REQUIRED TASK: Where a line holds the string "Junio", return that line.
-- Start INPUT MATERIAL --
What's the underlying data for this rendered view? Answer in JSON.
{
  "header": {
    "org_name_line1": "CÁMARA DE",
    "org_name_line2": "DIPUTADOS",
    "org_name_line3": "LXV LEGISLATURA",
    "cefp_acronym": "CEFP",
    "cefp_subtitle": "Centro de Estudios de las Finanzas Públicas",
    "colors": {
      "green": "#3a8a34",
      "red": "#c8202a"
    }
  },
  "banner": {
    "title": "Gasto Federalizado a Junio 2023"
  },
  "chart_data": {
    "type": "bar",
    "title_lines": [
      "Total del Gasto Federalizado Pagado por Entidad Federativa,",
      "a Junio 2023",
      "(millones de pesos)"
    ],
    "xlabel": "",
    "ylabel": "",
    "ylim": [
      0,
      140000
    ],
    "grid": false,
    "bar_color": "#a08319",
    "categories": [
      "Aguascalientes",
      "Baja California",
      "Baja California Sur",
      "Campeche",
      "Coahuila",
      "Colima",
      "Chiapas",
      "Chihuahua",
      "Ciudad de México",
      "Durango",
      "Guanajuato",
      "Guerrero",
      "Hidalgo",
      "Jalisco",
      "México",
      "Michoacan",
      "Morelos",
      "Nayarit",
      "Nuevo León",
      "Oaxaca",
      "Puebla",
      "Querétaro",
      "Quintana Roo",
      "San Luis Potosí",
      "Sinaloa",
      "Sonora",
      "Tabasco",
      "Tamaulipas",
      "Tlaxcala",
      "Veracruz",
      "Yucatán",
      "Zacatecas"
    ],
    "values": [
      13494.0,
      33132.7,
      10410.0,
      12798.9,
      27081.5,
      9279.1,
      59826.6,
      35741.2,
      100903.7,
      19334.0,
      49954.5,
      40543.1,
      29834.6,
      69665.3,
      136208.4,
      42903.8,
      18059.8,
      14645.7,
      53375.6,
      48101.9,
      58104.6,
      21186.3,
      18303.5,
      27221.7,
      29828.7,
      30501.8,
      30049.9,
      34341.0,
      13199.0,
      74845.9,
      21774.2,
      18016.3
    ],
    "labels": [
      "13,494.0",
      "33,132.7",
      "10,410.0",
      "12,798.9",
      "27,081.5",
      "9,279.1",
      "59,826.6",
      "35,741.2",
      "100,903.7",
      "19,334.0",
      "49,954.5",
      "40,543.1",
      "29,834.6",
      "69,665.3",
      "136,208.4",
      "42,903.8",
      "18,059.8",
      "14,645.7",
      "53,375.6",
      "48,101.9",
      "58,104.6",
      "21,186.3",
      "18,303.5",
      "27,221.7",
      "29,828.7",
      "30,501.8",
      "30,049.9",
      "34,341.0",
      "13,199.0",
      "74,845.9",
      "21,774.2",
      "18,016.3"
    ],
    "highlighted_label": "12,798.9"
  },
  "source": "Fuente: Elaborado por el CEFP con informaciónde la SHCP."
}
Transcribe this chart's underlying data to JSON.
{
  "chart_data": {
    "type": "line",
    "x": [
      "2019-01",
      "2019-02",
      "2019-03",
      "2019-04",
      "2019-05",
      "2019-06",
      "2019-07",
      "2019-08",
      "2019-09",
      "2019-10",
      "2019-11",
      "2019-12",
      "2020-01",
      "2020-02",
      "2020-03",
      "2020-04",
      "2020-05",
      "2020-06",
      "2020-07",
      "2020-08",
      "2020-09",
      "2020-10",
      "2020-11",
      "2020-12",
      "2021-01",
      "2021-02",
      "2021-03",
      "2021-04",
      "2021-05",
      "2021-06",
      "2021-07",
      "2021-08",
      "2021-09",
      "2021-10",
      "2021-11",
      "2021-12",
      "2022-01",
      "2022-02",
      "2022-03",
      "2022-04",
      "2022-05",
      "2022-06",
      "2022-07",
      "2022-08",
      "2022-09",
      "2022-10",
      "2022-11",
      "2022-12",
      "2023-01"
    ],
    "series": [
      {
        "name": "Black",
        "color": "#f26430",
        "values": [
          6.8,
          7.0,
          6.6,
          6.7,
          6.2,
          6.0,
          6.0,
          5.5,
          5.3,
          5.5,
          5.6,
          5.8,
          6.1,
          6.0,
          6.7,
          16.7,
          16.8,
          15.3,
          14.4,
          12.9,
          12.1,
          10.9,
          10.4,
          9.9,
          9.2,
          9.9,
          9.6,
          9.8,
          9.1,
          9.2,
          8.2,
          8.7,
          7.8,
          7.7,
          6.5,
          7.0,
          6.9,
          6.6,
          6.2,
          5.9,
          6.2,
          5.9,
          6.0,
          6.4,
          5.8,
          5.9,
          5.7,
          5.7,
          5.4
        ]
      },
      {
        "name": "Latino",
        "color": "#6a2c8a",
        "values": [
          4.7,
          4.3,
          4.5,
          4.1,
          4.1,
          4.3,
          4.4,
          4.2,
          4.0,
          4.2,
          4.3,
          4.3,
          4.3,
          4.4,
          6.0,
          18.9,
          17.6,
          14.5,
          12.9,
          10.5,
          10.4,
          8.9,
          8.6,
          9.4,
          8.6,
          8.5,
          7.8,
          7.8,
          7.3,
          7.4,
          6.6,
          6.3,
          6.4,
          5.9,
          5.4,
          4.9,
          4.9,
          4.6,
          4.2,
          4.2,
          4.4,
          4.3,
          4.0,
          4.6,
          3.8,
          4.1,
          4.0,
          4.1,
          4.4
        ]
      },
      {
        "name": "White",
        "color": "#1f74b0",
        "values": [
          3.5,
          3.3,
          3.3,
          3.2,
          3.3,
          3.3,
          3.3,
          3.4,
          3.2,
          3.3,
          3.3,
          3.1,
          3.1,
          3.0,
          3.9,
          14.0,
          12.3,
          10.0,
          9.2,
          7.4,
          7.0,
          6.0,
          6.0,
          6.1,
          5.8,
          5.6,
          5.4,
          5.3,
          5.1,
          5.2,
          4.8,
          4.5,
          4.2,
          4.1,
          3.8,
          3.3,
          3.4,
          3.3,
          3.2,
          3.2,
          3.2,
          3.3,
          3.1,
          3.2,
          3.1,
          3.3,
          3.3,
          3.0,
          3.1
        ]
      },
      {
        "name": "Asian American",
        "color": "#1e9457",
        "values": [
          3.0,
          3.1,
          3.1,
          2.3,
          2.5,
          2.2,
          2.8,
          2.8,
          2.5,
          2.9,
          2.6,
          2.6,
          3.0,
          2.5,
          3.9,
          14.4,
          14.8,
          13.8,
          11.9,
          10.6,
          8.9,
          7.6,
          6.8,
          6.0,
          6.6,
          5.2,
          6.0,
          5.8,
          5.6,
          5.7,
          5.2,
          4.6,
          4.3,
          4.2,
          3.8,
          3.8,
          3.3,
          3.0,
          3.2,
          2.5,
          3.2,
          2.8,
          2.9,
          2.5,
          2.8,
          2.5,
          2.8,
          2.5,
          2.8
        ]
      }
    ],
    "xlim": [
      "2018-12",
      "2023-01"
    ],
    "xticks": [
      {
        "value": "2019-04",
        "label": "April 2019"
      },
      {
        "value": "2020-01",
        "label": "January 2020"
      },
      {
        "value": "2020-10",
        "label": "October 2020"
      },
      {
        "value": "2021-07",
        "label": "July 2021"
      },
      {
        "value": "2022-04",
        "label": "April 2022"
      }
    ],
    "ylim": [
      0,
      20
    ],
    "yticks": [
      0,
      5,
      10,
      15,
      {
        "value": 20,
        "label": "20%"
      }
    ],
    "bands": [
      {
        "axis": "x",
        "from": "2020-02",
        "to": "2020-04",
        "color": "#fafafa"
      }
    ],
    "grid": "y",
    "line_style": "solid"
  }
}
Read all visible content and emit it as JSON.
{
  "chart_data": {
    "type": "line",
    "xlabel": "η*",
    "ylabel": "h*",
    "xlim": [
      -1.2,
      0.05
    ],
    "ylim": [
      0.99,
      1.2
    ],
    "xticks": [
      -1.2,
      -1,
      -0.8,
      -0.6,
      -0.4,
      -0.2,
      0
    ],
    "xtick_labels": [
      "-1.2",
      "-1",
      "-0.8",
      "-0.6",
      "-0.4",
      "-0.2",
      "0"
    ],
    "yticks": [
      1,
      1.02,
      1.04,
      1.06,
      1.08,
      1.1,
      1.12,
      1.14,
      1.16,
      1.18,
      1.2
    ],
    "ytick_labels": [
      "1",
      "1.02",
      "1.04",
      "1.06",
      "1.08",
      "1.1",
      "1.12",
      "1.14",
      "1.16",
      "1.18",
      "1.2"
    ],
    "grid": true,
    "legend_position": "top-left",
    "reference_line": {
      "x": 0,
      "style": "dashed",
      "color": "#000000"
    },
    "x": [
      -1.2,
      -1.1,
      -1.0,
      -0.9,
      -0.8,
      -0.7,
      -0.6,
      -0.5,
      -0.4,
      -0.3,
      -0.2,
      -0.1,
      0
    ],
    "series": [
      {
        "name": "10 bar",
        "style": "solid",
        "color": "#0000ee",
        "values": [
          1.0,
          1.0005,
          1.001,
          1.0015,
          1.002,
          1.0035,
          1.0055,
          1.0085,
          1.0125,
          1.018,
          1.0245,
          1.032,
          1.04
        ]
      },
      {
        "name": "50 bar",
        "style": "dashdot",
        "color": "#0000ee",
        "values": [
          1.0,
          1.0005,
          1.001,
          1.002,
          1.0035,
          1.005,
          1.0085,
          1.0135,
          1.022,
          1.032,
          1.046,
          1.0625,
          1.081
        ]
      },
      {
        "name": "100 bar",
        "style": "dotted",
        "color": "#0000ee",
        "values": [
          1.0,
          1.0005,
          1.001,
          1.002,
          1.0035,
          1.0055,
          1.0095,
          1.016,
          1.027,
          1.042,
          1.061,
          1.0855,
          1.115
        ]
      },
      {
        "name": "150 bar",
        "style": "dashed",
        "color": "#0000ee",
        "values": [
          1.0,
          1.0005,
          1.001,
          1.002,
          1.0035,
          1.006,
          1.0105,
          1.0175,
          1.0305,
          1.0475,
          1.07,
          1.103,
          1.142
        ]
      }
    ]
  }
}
-- End INPUT MATERIAL --
ANSWER TO THIS PROBLEM:
    "title": "Gasto Federalizado a Junio 2023"
      "a Junio 2023",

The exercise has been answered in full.